> [WHAT YOU WILL DO]: What follows is a listing. Return every line of it exactly.
* * * *
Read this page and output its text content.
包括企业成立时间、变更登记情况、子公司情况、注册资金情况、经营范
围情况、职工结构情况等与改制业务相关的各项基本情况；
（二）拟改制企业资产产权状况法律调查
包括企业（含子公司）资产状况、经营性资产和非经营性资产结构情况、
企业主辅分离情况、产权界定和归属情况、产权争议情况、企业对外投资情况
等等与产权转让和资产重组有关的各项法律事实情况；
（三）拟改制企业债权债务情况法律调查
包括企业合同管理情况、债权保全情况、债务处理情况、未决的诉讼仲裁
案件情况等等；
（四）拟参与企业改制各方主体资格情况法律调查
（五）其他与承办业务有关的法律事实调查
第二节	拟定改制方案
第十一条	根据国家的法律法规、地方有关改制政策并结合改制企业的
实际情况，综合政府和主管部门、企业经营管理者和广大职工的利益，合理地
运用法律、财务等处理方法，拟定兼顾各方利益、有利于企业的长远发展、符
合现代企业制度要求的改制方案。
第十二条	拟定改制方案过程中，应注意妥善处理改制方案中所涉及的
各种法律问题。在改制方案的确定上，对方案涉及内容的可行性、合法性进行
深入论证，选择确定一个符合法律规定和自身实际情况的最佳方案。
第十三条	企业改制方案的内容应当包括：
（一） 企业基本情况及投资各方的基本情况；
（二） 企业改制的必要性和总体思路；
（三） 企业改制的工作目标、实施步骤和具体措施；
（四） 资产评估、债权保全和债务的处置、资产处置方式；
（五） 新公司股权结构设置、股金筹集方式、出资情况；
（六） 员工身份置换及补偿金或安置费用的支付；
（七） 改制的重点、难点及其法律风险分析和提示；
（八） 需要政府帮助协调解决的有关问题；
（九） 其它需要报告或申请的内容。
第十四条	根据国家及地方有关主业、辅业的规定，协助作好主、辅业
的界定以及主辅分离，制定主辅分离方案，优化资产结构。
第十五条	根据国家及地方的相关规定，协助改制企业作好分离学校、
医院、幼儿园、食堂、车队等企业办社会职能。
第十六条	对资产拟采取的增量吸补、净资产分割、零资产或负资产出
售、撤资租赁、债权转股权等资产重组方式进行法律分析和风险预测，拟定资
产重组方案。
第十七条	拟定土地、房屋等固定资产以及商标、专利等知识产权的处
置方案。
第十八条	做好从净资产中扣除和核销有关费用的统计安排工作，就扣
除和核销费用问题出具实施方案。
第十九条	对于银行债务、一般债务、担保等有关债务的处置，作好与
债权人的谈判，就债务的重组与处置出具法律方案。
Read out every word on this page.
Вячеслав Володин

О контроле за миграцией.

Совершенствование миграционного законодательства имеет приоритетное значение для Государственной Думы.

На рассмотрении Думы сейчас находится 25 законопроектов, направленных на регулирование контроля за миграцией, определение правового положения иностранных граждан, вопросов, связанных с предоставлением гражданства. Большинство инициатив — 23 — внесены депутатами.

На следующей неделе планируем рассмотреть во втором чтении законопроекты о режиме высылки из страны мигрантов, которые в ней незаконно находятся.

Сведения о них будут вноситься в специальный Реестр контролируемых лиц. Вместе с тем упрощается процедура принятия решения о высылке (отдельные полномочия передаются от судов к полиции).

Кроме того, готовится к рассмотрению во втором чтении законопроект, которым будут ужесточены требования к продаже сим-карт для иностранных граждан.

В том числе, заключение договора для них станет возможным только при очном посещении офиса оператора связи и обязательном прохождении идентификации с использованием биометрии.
* * * *
> [FINAL RESULT]:
Read this page and output its text content.
包括企业成立时间、变更登记情况、子公司情况、注册资金情况、经营范
围情况、职工结构情况等与改制业务相关的各项基本情况；
（二）拟改制企业资产产权状况法律调查
包括企业（含子公司）资产状况、经营性资产和非经营性资产结构情况、
企业主辅分离情况、产权界定和归属情况、产权争议情况、企业对外投资情况
等等与产权转让和资产重组有关的各项法律事实情况；
（三）拟改制企业债权债务情况法律调查
包括企业合同管理情况、债权保全情况、债务处理情况、未决的诉讼仲裁
案件情况等等；
（四）拟参与企业改制各方主体资格情况法律调查
（五）其他与承办业务有关的法律事实调查
第二节	拟定改制方案
第十一条	根据国家的法律法规、地方有关改制政策并结合改制企业的
实际情况，综合政府和主管部门、企业经营管理者和广大职工的利益，合理地
运用法律、财务等处理方法，拟定兼顾各方利益、有利于企业的长远发展、符
合现代企业制度要求的改制方案。
第十二条	拟定改制方案过程中，应注意妥善处理改制方案中所涉及的
各种法律问题。在改制方案的确定上，对方案涉及内容的可行性、合法性进行
深入论证，选择确定一个符合法律规定和自身实际情况的最佳方案。
第十三条	企业改制方案的内容应当包括：
（一） 企业基本情况及投资各方的基本情况；
（二） 企业改制的必要性和总体思路；
（三） 企业改制的工作目标、实施步骤和具体措施；
（四） 资产评估、债权保全和债务的处置、资产处置方式；
（五） 新公司股权结构设置、股金筹集方式、出资情况；
（六） 员工身份置换及补偿金或安置费用的支付；
（七） 改制的重点、难点及其法律风险分析和提示；
（八） 需要政府帮助协调解决的有关问题；
（九） 其它需要报告或申请的内容。
第十四条	根据国家及地方有关主业、辅业的规定，协助作好主、辅业
的界定以及主辅分离，制定主辅分离方案，优化资产结构。
第十五条	根据国家及地方的相关规定，协助改制企业作好分离学校、
医院、幼儿园、食堂、车队等企业办社会职能。
第十六条	对资产拟采取的增量吸补、净资产分割、零资产或负资产出
售、撤资租赁、债权转股权等资产重组方式进行法律分析和风险预测，拟定资
产重组方案。
第十七条	拟定土地、房屋等固定资产以及商标、专利等知识产权的处
置方案。
第十八条	做好从净资产中扣除和核销有关费用的统计安排工作，就扣
除和核销费用问题出具实施方案。
第十九条	对于银行债务、一般债务、担保等有关债务的处置，作好与
债权人的谈判，就债务的重组与处置出具法律方案。
Read out every word on this page.
Вячеслав Володин

О контроле за миграцией.

Совершенствование миграционного законодательства имеет приоритетное значение для Государственной Думы.

На рассмотрении Думы сейчас находится 25 законопроектов, направленных на регулирование контроля за миграцией, определение правового положения иностранных граждан, вопросов, связанных с предоставлением гражданства. Большинство инициатив — 23 — внесены депутатами.

На следующей неделе планируем рассмотреть во втором чтении законопроекты о режиме высылки из страны мигрантов, которые в ней незаконно находятся.

Сведения о них будут вноситься в специальный Реестр контролируемых лиц. Вместе с тем упрощается процедура принятия решения о высылке (отдельные полномочия передаются от судов к полиции).

Кроме того, готовится к рассмотрению во втором чтении законопроект, которым будут ужесточены требования к продаже сим-карт для иностранных граждан.

В том числе, заключение договора для них станет возможным только при очном посещении офиса оператора связи и обязательном прохождении идентификации с использованием биометрии.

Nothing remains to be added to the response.